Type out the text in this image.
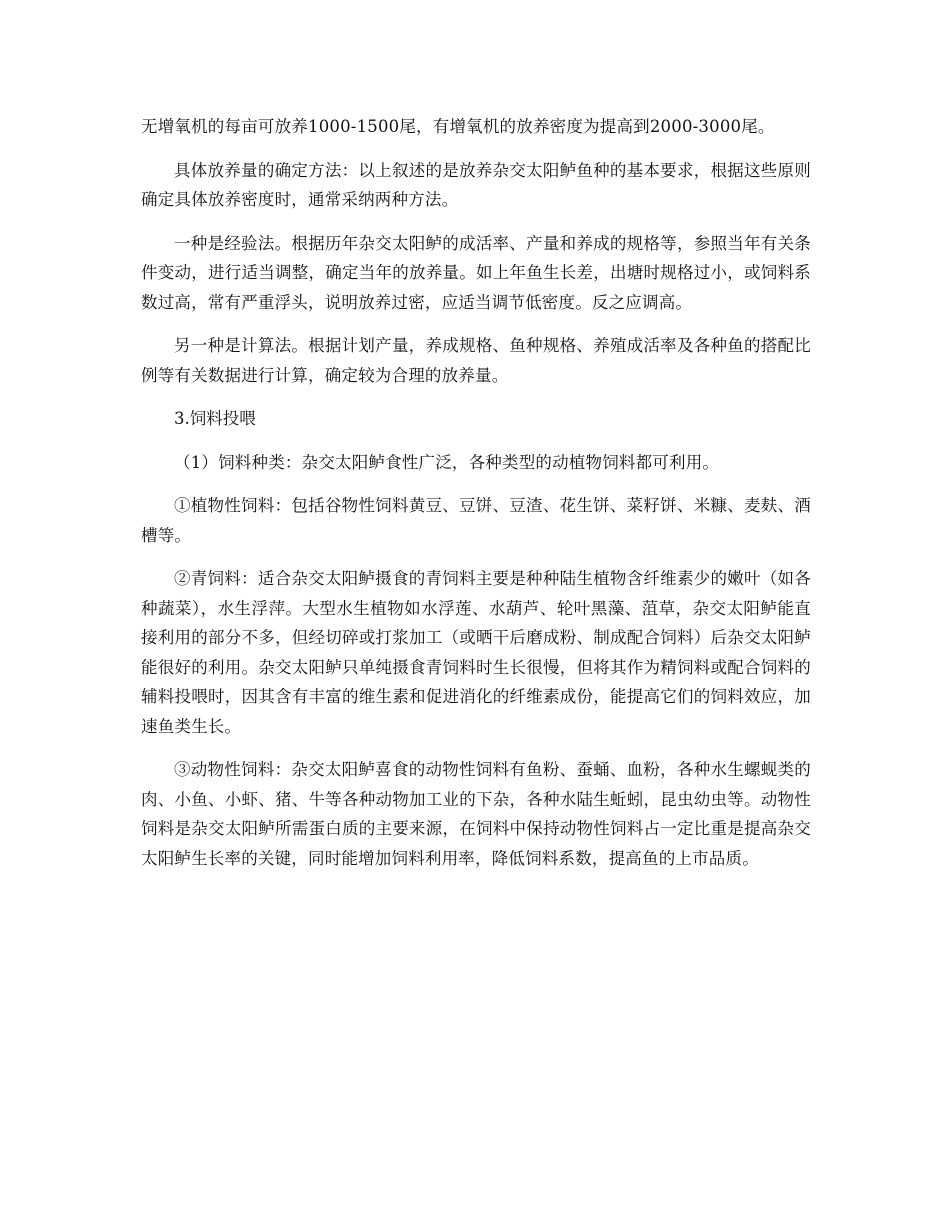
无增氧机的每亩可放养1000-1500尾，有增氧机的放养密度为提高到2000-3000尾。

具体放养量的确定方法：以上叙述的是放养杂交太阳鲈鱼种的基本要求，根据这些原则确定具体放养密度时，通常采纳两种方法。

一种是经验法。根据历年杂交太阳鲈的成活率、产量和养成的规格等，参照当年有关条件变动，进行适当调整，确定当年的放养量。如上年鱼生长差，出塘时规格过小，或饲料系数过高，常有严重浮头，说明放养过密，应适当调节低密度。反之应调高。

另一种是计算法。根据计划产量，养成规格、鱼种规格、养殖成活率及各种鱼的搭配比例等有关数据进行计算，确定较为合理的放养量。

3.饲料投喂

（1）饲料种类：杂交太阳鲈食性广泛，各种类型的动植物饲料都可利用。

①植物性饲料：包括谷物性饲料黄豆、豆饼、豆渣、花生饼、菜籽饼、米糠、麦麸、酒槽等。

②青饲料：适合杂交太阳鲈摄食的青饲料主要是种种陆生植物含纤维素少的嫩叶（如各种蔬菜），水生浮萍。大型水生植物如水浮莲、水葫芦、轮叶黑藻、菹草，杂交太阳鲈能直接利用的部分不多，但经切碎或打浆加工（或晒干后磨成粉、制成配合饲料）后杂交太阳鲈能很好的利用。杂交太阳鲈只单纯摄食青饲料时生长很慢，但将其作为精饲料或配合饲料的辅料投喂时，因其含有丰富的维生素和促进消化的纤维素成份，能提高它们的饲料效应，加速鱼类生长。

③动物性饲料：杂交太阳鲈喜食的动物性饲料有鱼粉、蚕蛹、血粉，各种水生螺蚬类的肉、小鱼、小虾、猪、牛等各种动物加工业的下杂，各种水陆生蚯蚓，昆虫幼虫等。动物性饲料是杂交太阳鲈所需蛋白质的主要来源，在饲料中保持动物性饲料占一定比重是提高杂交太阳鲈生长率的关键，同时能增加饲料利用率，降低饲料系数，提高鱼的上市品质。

> _Aim_
Copy out the data above exactly, except the pictures.

> _Written response_
Type out the text in this image.
无增氧机的每亩可放养1000-1500尾，有增氧机的放养密度为提高到2000-3000尾。

具体放养量的确定方法：以上叙述的是放养杂交太阳鲈鱼种的基本要求，根据这些原则确定具体放养密度时，通常采纳两种方法。

一种是经验法。根据历年杂交太阳鲈的成活率、产量和养成的规格等，参照当年有关条件变动，进行适当调整，确定当年的放养量。如上年鱼生长差，出塘时规格过小，或饲料系数过高，常有严重浮头，说明放养过密，应适当调节低密度。反之应调高。

另一种是计算法。根据计划产量，养成规格、鱼种规格、养殖成活率及各种鱼的搭配比例等有关数据进行计算，确定较为合理的放养量。

3.饲料投喂

（1）饲料种类：杂交太阳鲈食性广泛，各种类型的动植物饲料都可利用。

①植物性饲料：包括谷物性饲料黄豆、豆饼、豆渣、花生饼、菜籽饼、米糠、麦麸、酒槽等。

②青饲料：适合杂交太阳鲈摄食的青饲料主要是种种陆生植物含纤维素少的嫩叶（如各种蔬菜），水生浮萍。大型水生植物如水浮莲、水葫芦、轮叶黑藻、菹草，杂交太阳鲈能直接利用的部分不多，但经切碎或打浆加工（或晒干后磨成粉、制成配合饲料）后杂交太阳鲈能很好的利用。杂交太阳鲈只单纯摄食青饲料时生长很慢，但将其作为精饲料或配合饲料的辅料投喂时，因其含有丰富的维生素和促进消化的纤维素成份，能提高它们的饲料效应，加速鱼类生长。

③动物性饲料：杂交太阳鲈喜食的动物性饲料有鱼粉、蚕蛹、血粉，各种水生螺蚬类的肉、小鱼、小虾、猪、牛等各种动物加工业的下杂，各种水陆生蚯蚓，昆虫幼虫等。动物性饲料是杂交太阳鲈所需蛋白质的主要来源，在饲料中保持动物性饲料占一定比重是提高杂交太阳鲈生长率的关键，同时能增加饲料利用率，降低饲料系数，提高鱼的上市品质。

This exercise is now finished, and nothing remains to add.